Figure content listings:
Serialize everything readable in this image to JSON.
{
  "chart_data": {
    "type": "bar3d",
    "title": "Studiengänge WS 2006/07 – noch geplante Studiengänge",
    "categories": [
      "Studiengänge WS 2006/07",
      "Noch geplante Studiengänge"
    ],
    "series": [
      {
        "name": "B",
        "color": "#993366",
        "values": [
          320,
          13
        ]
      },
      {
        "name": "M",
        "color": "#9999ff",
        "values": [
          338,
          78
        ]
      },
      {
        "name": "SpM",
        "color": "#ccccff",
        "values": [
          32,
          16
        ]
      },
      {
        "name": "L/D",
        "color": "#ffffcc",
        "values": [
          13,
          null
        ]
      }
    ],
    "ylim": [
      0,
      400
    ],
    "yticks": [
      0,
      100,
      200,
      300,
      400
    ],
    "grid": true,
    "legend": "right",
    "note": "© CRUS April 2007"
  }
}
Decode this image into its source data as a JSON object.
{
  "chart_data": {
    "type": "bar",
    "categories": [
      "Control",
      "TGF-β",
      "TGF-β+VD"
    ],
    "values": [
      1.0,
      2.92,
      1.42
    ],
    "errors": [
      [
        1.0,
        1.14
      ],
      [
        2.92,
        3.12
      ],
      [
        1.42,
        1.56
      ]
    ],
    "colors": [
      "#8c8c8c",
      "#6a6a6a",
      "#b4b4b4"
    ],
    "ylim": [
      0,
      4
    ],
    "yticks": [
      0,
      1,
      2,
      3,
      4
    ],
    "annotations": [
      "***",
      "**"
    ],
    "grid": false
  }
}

Written task
Take every line above carrying "this" and return it.

The response
Serialize everything readable in this image to JSON.
Decode this image into its source data as a JSON object.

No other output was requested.